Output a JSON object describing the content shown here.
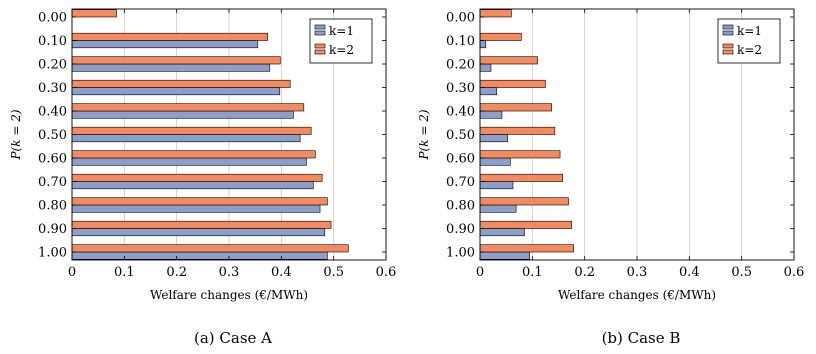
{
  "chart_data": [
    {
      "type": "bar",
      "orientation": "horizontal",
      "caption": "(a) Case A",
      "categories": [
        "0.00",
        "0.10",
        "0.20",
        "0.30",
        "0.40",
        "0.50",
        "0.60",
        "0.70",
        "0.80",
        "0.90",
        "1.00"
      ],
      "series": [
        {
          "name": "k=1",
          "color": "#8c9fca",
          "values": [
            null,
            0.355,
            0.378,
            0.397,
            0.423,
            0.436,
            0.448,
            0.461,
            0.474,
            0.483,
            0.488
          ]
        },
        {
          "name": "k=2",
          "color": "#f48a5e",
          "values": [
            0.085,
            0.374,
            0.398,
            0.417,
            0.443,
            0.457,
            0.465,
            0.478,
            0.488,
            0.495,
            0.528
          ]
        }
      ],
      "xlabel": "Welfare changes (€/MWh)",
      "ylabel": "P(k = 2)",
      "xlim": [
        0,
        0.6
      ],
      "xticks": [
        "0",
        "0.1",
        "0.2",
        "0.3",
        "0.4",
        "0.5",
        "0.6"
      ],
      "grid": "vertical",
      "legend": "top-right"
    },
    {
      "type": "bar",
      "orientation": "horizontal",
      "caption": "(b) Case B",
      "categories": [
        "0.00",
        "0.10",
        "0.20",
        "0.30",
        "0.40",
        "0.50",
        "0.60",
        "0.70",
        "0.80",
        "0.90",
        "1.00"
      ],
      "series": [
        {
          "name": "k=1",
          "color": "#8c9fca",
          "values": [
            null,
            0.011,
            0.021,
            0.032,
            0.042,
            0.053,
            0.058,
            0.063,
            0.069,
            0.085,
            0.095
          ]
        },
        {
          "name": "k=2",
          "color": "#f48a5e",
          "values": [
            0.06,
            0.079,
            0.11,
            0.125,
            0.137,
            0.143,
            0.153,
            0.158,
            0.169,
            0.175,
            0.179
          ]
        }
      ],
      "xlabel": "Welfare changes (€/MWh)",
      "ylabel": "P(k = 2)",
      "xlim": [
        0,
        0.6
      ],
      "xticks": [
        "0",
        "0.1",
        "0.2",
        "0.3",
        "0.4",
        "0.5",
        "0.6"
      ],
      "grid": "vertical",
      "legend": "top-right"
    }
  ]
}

• STATED TASK:
Repeat the material above in full and unchanged, minus its images.

• REPLY TO THE EXERCISE:
Output a JSON object describing the content shown here.
{
  "chart_data": [
    {
      "type": "bar",
      "orientation": "horizontal",
      "caption": "(a) Case A",
      "categories": [
        "0.00",
        "0.10",
        "0.20",
        "0.30",
        "0.40",
        "0.50",
        "0.60",
        "0.70",
        "0.80",
        "0.90",
        "1.00"
      ],
      "series": [
        {
          "name": "k=1",
          "color": "#8c9fca",
          "values": [
            null,
            0.355,
            0.378,
            0.397,
            0.423,
            0.436,
            0.448,
            0.461,
            0.474,
            0.483,
            0.488
          ]
        },
        {
          "name": "k=2",
          "color": "#f48a5e",
          "values": [
            0.085,
            0.374,
            0.398,
            0.417,
            0.443,
            0.457,
            0.465,
            0.478,
            0.488,
            0.495,
            0.528
          ]
        }
      ],
      "xlabel": "Welfare changes (€/MWh)",
      "ylabel": "P(k = 2)",
      "xlim": [
        0,
        0.6
      ],
      "xticks": [
        "0",
        "0.1",
        "0.2",
        "0.3",
        "0.4",
        "0.5",
        "0.6"
      ],
      "grid": "vertical",
      "legend": "top-right"
    },
    {
      "type": "bar",
      "orientation": "horizontal",
      "caption": "(b) Case B",
      "categories": [
        "0.00",
        "0.10",
        "0.20",
        "0.30",
        "0.40",
        "0.50",
        "0.60",
        "0.70",
        "0.80",
        "0.90",
        "1.00"
      ],
      "series": [
        {
          "name": "k=1",
          "color": "#8c9fca",
          "values": [
            null,
            0.011,
            0.021,
            0.032,
            0.042,
            0.053,
            0.058,
            0.063,
            0.069,
            0.085,
            0.095
          ]
        },
        {
          "name": "k=2",
          "color": "#f48a5e",
          "values": [
            0.06,
            0.079,
            0.11,
            0.125,
            0.137,
            0.143,
            0.153,
            0.158,
            0.169,
            0.175,
            0.179
          ]
        }
      ],
      "xlabel": "Welfare changes (€/MWh)",
      "ylabel": "P(k = 2)",
      "xlim": [
        0,
        0.6
      ],
      "xticks": [
        "0",
        "0.1",
        "0.2",
        "0.3",
        "0.4",
        "0.5",
        "0.6"
      ],
      "grid": "vertical",
      "legend": "top-right"
    }
  ]
}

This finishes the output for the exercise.